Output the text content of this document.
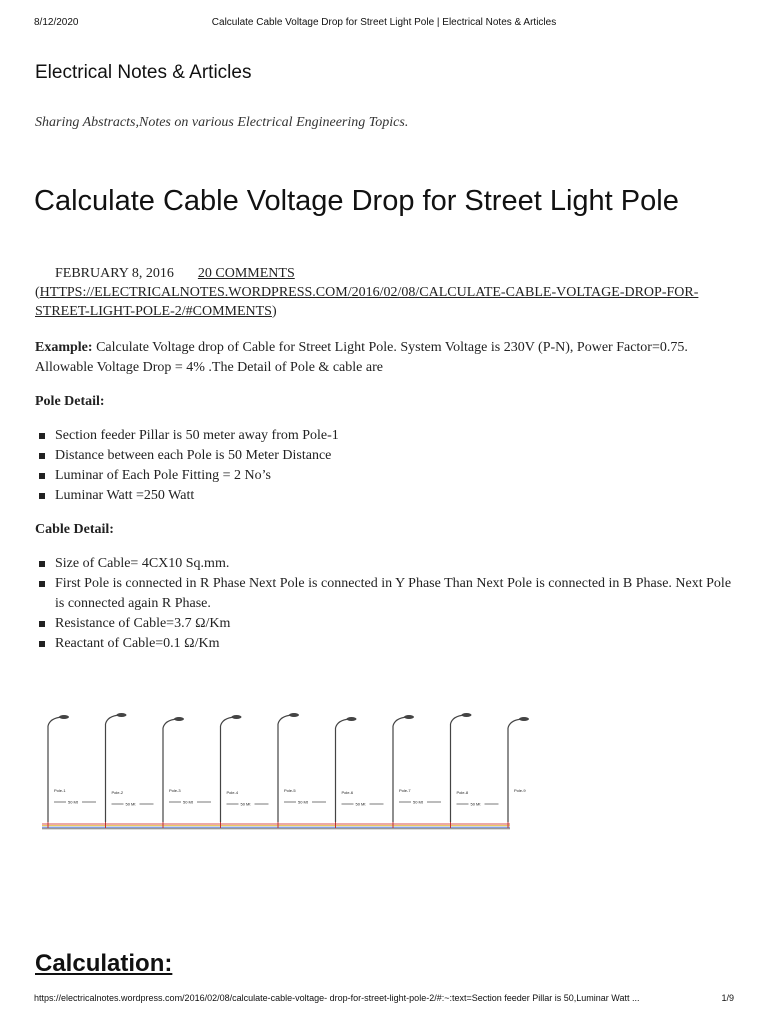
8/12/2020	Calculate Cable Voltage Drop for Street Light Pole | Electrical Notes & Articles
Electrical Notes & Articles
Sharing Abstracts,Notes on various Electrical Engineering Topics.
Calculate Cable Voltage Drop for Street Light Pole
FEBRUARY 8, 2016 20 COMMENTS
(HTTPS://ELECTRICALNOTES.WORDPRESS.COM/2016/02/08/CALCULATE-CABLE-VOLTAGE-DROP-FOR-STREET-LIGHT-POLE-2/#COMMENTS)

Example: Calculate Voltage drop of Cable for Street Light Pole. System Voltage is 230V (P-N), Power Factor=0.75. Allowable Voltage Drop = 4% .The Detail of Pole & cable are

Pole Detail:

Section feeder Pillar is 50 meter away from Pole-1
Distance between each Pole is 50 Meter Distance
Luminar of Each Pole Fitting = 2 No’s
Luminar Watt =250 Watt

Cable Detail:

Size of Cable= 4CX10 Sq.mm.
First Pole is connected in R Phase Next Pole is connected in Y Phase Than Next Pole is connected in B Phase. Next Pole is connected again R Phase.
Resistance of Cable=3.7 Ω/Km
Reactant of Cable=0.1 Ω/Km
Pole-1
50 Mt
Pole-2
50 Mt
Pole-3
50 Mt
Pole-4
50 Mt
Pole-5
50 Mt
Pole-6
50 Mt
Pole-7
50 Mt
Pole-8
50 Mt
Pole-9
Calculation:
https://electricalnotes.wordpress.com/2016/02/08/calculate-cable-voltage- drop-for-street-light-pole-2/#:~:text=Section feeder Pillar is 50,Luminar Watt ...	1/9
^^^^^^^^
§ **Given task**
The data above needs to be retyped exactly, with the images left out.

§ **The result**
Output the text content of this document.
8/12/2020	Calculate Cable Voltage Drop for Street Light Pole | Electrical Notes & Articles
Electrical Notes & Articles
Sharing Abstracts,Notes on various Electrical Engineering Topics.
Calculate Cable Voltage Drop for Street Light Pole
FEBRUARY 8, 2016 20 COMMENTS
(HTTPS://ELECTRICALNOTES.WORDPRESS.COM/2016/02/08/CALCULATE-CABLE-VOLTAGE-DROP-FOR-STREET-LIGHT-POLE-2/#COMMENTS)

Example: Calculate Voltage drop of Cable for Street Light Pole. System Voltage is 230V (P-N), Power Factor=0.75. Allowable Voltage Drop = 4% .The Detail of Pole & cable are

Pole Detail:

Section feeder Pillar is 50 meter away from Pole-1
Distance between each Pole is 50 Meter Distance
Luminar of Each Pole Fitting = 2 No’s
Luminar Watt =250 Watt

Cable Detail:

Size of Cable= 4CX10 Sq.mm.
First Pole is connected in R Phase Next Pole is connected in Y Phase Than Next Pole is connected in B Phase. Next Pole is connected again R Phase.
Resistance of Cable=3.7 Ω/Km
Reactant of Cable=0.1 Ω/Km
Pole-1
50 Mt
Pole-2
50 Mt
Pole-3
50 Mt
Pole-4
50 Mt
Pole-5
50 Mt
Pole-6
50 Mt
Pole-7
50 Mt
Pole-8
50 Mt
Pole-9
Calculation:
https://electricalnotes.wordpress.com/2016/02/08/calculate-cable-voltage- drop-for-street-light-pole-2/#:~:text=Section feeder Pillar is 50,Luminar Watt ...	1/9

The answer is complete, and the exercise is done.